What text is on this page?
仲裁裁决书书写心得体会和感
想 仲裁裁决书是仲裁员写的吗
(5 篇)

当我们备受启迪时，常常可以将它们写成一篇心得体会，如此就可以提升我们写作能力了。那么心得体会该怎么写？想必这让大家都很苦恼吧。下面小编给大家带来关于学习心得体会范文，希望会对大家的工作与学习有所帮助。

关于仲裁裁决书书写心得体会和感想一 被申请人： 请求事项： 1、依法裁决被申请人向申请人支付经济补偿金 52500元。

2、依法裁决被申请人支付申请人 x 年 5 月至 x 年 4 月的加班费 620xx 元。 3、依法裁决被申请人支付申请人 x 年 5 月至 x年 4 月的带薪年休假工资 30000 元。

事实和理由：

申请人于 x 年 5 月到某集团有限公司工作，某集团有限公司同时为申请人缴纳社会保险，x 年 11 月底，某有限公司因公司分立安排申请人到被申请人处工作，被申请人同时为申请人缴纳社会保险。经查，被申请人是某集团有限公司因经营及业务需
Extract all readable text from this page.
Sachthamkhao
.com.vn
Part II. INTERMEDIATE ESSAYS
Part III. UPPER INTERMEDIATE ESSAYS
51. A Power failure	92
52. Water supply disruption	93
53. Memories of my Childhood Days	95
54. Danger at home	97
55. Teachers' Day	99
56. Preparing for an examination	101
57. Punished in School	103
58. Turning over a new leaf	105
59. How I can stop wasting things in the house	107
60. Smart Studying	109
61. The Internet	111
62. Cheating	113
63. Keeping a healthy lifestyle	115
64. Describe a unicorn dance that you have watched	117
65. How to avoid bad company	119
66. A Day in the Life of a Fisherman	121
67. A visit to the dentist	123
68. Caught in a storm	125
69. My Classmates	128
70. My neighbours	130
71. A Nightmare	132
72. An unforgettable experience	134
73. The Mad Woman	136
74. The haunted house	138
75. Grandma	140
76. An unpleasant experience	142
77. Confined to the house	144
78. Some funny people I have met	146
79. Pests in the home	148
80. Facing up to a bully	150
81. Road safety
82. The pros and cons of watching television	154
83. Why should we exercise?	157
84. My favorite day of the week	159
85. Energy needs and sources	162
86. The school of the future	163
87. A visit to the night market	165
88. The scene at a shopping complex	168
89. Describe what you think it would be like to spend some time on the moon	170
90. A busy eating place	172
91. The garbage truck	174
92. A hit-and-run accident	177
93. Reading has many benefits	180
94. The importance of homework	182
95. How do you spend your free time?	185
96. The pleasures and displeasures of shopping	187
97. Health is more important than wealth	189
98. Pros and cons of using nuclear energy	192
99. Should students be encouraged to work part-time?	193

• [TASK GOAL]
Extract all of the data shown above without alteration.

• [ANSWER TO THIS PROBLEM]
What text is on this page?
仲裁裁决书书写心得体会和感
想 仲裁裁决书是仲裁员写的吗
(5 篇)

当我们备受启迪时，常常可以将它们写成一篇心得体会，如此就可以提升我们写作能力了。那么心得体会该怎么写？想必这让大家都很苦恼吧。下面小编给大家带来关于学习心得体会范文，希望会对大家的工作与学习有所帮助。

关于仲裁裁决书书写心得体会和感想一 被申请人： 请求事项： 1、依法裁决被申请人向申请人支付经济补偿金 52500元。

2、依法裁决被申请人支付申请人 x 年 5 月至 x 年 4 月的加班费 620xx 元。 3、依法裁决被申请人支付申请人 x 年 5 月至 x年 4 月的带薪年休假工资 30000 元。

事实和理由：

申请人于 x 年 5 月到某集团有限公司工作，某集团有限公司同时为申请人缴纳社会保险，x 年 11 月底，某有限公司因公司分立安排申请人到被申请人处工作，被申请人同时为申请人缴纳社会保险。经查，被申请人是某集团有限公司因经营及业务需
Extract all readable text from this page.
Sachthamkhao
.com.vn
Part II. INTERMEDIATE ESSAYS
Part III. UPPER INTERMEDIATE ESSAYS
51. A Power failure	92
52. Water supply disruption	93
53. Memories of my Childhood Days	95
54. Danger at home	97
55. Teachers' Day	99
56. Preparing for an examination	101
57. Punished in School	103
58. Turning over a new leaf	105
59. How I can stop wasting things in the house	107
60. Smart Studying	109
61. The Internet	111
62. Cheating	113
63. Keeping a healthy lifestyle	115
64. Describe a unicorn dance that you have watched	117
65. How to avoid bad company	119
66. A Day in the Life of a Fisherman	121
67. A visit to the dentist	123
68. Caught in a storm	125
69. My Classmates	128
70. My neighbours	130
71. A Nightmare	132
72. An unforgettable experience	134
73. The Mad Woman	136
74. The haunted house	138
75. Grandma	140
76. An unpleasant experience	142
77. Confined to the house	144
78. Some funny people I have met	146
79. Pests in the home	148
80. Facing up to a bully	150
81. Road safety
82. The pros and cons of watching television	154
83. Why should we exercise?	157
84. My favorite day of the week	159
85. Energy needs and sources	162
86. The school of the future	163
87. A visit to the night market	165
88. The scene at a shopping complex	168
89. Describe what you think it would be like to spend some time on the moon	170
90. A busy eating place	172
91. The garbage truck	174
92. A hit-and-run accident	177
93. Reading has many benefits	180
94. The importance of homework	182
95. How do you spend your free time?	185
96. The pleasures and displeasures of shopping	187
97. Health is more important than wealth	189
98. Pros and cons of using nuclear energy	192
99. Should students be encouraged to work part-time?	193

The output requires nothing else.